# EXERCISE DETAILS:
Transcribe every entry word for word, leaving out all images.

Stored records
%%

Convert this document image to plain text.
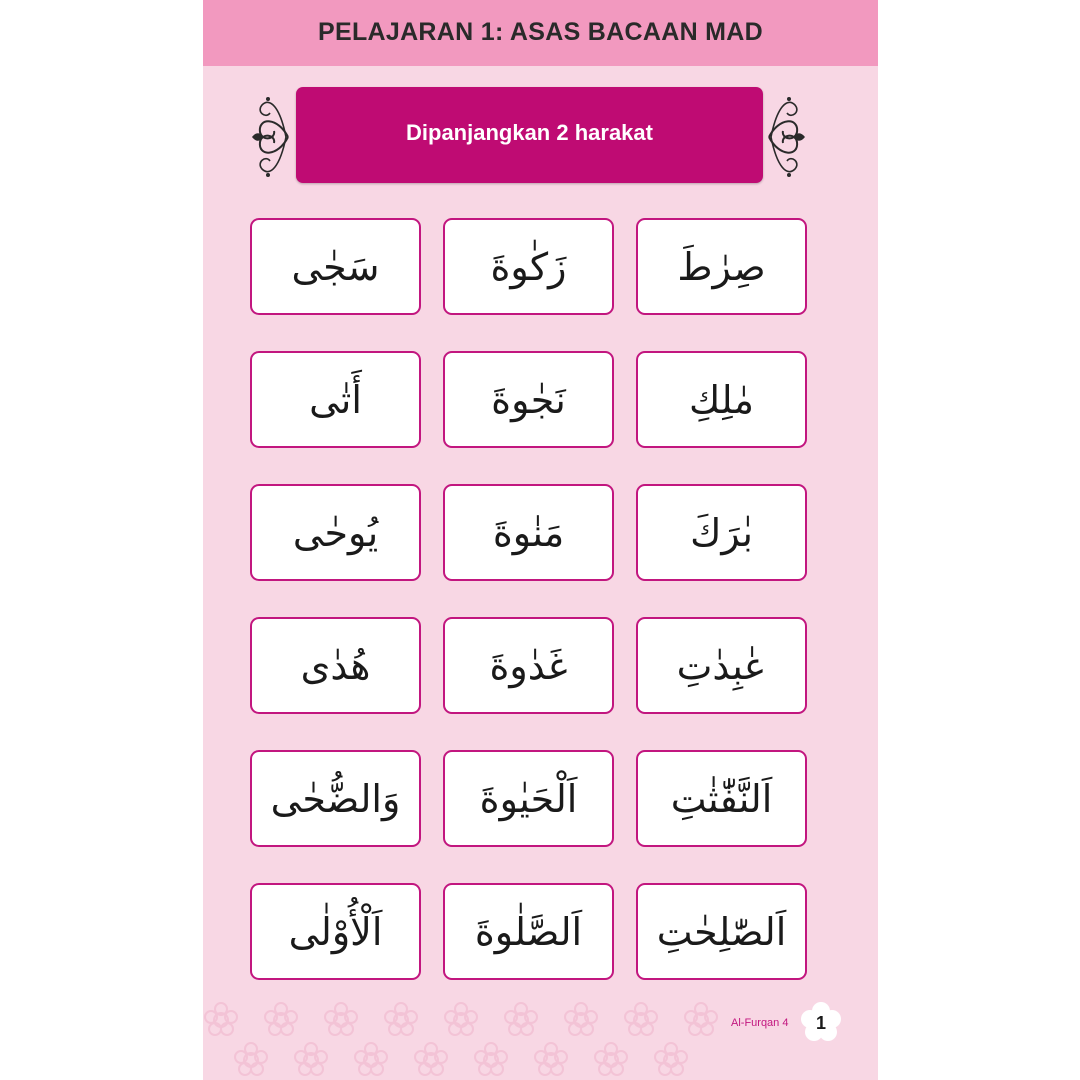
PELAJARAN 1: ASAS BACAAN MAD
Dipanjangkan 2 harakat
سَجٰى	زَكٰوةَ	صِرٰطَ
أَتٰى	نَجٰوةَ	مٰلِكِ
يُوحٰى	مَنٰوةَ	بٰرَكَ
هُدٰى	غَدٰوةَ	عٰبِدٰتِ
وَالضُّحٰى	اَلْحَيٰوةَ	اَلنَّفّٰثٰتِ
اَلْأُوْلٰى	اَلصَّلٰوةَ	اَلصّٰلِحٰتِ
Al-Furqan 4	1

%%

# ANSWER TO THE EXERCISE:
Convert this document image to plain text.
PELAJARAN 1: ASAS BACAAN MAD
Dipanjangkan 2 harakat
سَجٰى	زَكٰوةَ	صِرٰطَ
أَتٰى	نَجٰوةَ	مٰلِكِ
يُوحٰى	مَنٰوةَ	بٰرَكَ
هُدٰى	غَدٰوةَ	عٰبِدٰتِ
وَالضُّحٰى	اَلْحَيٰوةَ	اَلنَّفّٰثٰتِ
اَلْأُوْلٰى	اَلصَّلٰوةَ	اَلصّٰلِحٰتِ
Al-Furqan 4	1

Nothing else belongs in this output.